Records from a data source
----------------

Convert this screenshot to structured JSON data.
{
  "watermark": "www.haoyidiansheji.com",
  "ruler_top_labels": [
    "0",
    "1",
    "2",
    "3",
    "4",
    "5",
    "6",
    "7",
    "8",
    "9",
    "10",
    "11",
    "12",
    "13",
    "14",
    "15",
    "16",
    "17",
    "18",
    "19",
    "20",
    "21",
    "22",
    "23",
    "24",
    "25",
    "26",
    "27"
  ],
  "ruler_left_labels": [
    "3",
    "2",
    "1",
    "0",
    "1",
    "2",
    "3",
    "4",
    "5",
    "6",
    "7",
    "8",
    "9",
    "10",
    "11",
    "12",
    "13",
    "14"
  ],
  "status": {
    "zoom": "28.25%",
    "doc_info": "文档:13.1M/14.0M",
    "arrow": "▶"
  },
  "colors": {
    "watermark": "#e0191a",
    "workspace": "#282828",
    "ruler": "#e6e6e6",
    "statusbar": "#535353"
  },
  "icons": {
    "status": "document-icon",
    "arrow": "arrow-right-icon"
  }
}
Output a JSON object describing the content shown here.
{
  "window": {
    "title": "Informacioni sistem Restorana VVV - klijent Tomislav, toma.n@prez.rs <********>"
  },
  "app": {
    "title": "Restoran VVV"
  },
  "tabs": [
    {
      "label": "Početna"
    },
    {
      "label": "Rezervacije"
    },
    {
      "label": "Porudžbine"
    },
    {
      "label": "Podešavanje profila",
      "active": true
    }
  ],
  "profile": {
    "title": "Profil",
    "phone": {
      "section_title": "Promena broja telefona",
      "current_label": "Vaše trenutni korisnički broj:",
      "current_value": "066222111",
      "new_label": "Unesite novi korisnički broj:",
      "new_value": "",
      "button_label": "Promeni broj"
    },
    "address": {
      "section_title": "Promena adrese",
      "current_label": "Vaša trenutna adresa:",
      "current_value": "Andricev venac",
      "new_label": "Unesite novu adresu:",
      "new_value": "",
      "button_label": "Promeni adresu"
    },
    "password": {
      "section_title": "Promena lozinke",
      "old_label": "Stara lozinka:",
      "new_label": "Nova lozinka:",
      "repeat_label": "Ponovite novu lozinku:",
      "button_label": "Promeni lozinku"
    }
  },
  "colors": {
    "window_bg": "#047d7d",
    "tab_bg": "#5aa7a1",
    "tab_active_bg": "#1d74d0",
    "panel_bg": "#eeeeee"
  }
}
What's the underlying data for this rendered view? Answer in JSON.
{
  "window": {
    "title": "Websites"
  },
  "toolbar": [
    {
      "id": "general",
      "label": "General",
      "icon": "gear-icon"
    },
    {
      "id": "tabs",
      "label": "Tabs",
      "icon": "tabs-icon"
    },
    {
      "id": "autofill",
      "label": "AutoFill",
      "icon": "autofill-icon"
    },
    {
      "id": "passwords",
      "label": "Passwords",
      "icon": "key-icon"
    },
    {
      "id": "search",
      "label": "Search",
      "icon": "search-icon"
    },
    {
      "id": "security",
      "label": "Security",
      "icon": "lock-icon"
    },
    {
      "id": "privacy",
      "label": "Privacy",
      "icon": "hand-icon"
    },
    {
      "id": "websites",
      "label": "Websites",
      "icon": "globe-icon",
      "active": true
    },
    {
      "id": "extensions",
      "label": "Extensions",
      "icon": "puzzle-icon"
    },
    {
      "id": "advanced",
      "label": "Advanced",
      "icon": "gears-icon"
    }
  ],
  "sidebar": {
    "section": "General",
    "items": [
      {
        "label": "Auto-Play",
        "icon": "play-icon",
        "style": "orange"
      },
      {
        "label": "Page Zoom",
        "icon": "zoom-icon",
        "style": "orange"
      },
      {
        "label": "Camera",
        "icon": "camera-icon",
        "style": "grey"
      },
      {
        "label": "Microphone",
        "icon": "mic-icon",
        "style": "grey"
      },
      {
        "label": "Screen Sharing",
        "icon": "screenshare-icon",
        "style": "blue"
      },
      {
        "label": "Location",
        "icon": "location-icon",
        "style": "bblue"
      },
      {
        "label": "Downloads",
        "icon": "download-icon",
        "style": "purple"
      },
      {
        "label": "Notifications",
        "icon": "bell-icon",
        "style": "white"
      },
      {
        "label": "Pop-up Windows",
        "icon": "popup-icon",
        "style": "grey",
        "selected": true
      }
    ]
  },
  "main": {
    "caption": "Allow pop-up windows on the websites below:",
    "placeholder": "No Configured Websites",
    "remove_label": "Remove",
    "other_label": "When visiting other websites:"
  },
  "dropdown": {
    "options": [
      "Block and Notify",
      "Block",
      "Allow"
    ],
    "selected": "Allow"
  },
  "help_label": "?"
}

----------------

Exercise task — Copy out all lines where the word "novu" appears.

Solved problem —
      "new_label": "Unesite novu adresu:",
      "repeat_label": "Ponovite novu lozinku:",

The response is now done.